Goal →
Identify every line in the records below that contains the word "Precipitation", and reproduce each one.

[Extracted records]
↓↓↓

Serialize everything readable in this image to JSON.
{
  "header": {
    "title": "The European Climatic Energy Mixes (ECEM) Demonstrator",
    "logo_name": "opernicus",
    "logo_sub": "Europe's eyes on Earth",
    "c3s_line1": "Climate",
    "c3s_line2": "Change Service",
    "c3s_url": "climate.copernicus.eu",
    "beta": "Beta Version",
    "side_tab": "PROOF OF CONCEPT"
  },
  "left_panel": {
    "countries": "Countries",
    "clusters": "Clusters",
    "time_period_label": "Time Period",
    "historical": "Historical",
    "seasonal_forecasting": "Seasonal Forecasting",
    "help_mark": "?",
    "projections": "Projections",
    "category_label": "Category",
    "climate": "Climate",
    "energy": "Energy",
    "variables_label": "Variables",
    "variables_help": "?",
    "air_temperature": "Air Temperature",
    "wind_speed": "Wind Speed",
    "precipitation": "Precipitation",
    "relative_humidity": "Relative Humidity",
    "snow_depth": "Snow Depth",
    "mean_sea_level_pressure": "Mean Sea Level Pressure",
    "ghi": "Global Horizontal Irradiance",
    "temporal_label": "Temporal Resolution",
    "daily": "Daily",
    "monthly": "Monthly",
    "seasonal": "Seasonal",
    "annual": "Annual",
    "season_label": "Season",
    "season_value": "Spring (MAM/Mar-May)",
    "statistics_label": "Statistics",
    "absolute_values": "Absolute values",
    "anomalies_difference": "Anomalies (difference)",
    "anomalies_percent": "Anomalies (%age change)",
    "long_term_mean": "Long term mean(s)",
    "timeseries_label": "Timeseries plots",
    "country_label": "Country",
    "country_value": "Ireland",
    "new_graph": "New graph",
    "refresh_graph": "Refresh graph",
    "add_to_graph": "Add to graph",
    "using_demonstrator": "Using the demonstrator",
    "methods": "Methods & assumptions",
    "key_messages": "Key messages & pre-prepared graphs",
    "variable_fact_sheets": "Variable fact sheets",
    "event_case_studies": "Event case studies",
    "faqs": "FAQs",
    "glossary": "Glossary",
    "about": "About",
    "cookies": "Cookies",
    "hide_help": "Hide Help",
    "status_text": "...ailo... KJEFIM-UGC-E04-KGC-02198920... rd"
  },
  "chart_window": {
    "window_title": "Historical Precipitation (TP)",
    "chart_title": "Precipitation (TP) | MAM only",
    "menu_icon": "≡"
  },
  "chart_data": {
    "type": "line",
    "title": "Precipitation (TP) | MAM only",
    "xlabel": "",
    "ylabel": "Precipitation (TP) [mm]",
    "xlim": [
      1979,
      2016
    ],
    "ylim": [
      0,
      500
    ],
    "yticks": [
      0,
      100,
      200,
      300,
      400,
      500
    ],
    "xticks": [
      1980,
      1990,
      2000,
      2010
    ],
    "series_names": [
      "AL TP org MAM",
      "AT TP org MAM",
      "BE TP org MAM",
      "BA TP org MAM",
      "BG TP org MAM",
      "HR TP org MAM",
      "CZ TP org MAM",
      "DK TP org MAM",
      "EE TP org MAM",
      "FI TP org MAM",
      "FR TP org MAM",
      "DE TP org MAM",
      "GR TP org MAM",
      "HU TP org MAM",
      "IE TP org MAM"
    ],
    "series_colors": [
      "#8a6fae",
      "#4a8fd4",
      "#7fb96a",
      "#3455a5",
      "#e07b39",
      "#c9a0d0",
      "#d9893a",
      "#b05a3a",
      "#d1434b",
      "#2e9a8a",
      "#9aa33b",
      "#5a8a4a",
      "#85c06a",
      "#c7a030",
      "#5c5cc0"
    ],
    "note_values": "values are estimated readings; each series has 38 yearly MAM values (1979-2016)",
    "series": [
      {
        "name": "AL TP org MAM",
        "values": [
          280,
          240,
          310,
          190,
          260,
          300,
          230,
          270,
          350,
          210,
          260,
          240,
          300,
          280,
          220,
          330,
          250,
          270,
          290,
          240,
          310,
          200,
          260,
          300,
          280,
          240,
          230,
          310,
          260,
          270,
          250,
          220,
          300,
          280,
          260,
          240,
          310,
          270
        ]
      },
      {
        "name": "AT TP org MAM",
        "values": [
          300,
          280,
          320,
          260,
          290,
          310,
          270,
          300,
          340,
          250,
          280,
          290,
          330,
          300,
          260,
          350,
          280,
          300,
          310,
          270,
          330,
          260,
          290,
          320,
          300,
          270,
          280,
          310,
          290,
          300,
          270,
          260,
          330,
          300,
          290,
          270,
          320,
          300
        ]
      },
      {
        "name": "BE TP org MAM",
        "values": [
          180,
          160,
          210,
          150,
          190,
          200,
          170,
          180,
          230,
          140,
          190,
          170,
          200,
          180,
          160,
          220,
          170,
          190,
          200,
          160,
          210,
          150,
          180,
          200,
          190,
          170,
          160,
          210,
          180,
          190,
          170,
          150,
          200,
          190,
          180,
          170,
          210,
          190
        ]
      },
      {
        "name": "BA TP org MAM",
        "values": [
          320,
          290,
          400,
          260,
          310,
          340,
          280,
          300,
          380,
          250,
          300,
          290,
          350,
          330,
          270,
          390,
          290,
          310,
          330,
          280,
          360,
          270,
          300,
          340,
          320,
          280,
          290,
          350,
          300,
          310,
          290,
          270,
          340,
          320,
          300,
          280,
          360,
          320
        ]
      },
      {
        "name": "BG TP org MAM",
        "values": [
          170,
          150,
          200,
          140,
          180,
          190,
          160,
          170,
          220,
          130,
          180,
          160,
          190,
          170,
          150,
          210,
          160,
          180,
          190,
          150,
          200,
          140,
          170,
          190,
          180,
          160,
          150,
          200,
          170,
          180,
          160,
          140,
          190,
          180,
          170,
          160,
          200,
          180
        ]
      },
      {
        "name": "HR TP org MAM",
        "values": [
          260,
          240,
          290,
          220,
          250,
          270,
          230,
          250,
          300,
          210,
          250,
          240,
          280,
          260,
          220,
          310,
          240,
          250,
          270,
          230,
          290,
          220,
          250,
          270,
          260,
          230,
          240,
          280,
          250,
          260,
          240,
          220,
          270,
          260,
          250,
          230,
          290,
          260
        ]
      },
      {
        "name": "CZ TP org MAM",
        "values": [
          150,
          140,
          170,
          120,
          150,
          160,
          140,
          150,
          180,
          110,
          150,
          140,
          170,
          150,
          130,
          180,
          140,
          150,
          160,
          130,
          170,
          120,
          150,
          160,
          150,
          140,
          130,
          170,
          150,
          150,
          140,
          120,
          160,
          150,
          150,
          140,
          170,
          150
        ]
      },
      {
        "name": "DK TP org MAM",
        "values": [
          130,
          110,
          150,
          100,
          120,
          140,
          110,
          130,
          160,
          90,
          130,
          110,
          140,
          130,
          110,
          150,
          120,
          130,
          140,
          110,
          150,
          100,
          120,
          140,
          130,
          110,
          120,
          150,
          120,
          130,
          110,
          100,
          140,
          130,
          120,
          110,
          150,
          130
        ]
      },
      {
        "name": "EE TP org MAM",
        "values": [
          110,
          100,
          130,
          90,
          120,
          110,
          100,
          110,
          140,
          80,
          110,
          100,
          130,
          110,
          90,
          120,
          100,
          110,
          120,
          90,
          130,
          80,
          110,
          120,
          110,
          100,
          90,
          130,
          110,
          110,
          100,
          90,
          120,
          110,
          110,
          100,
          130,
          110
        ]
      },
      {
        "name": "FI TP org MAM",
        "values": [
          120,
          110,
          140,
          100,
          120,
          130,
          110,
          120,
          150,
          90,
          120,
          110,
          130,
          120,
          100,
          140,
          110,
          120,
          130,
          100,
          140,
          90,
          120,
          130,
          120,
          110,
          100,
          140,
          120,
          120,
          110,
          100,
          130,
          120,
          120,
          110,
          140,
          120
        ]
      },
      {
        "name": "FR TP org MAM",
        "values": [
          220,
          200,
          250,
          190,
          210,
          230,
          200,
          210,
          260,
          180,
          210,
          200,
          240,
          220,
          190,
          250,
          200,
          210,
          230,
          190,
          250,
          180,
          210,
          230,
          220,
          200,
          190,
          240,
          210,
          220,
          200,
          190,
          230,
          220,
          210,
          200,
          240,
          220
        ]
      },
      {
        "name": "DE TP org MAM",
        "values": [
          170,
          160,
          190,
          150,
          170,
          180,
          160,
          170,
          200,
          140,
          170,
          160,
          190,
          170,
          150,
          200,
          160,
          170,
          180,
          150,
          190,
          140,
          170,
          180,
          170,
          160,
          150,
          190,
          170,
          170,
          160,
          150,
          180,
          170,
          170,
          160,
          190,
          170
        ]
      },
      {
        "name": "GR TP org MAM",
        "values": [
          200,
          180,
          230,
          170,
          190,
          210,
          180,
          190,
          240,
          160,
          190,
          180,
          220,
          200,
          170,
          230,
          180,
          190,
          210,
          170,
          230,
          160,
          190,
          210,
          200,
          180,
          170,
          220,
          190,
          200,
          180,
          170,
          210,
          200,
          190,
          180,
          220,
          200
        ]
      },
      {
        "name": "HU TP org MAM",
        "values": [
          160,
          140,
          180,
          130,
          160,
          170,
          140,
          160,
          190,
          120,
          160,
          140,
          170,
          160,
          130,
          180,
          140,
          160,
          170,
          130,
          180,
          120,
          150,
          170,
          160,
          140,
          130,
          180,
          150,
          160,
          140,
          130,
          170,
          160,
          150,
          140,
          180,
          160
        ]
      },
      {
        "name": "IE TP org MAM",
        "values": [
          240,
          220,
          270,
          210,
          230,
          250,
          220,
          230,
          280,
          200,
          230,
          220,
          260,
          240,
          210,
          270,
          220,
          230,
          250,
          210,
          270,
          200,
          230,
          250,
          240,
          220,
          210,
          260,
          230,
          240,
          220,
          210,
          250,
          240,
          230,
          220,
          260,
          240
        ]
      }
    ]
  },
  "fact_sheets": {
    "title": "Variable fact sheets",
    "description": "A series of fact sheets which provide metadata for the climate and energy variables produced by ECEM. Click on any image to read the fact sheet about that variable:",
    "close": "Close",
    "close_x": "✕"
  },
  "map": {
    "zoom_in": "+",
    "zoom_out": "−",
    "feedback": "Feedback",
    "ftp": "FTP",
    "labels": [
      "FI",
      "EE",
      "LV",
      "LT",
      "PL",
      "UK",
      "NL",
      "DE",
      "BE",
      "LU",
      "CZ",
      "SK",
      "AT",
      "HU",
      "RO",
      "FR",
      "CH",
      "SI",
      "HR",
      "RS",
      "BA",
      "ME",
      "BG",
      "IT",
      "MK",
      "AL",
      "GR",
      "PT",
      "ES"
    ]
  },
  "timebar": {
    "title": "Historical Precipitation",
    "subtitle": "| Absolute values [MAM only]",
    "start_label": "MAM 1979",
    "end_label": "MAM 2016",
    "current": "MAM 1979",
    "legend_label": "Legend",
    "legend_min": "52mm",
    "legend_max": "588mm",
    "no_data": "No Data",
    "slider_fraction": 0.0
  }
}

↑↑↑

Result →
    "precipitation": "Precipitation",
    "window_title": "Historical Precipitation (TP)",
    "chart_title": "Precipitation (TP) | MAM only",
    "title": "Precipitation (TP) | MAM only",
    "ylabel": "Precipitation (TP) [mm]",
    "title": "Historical Precipitation",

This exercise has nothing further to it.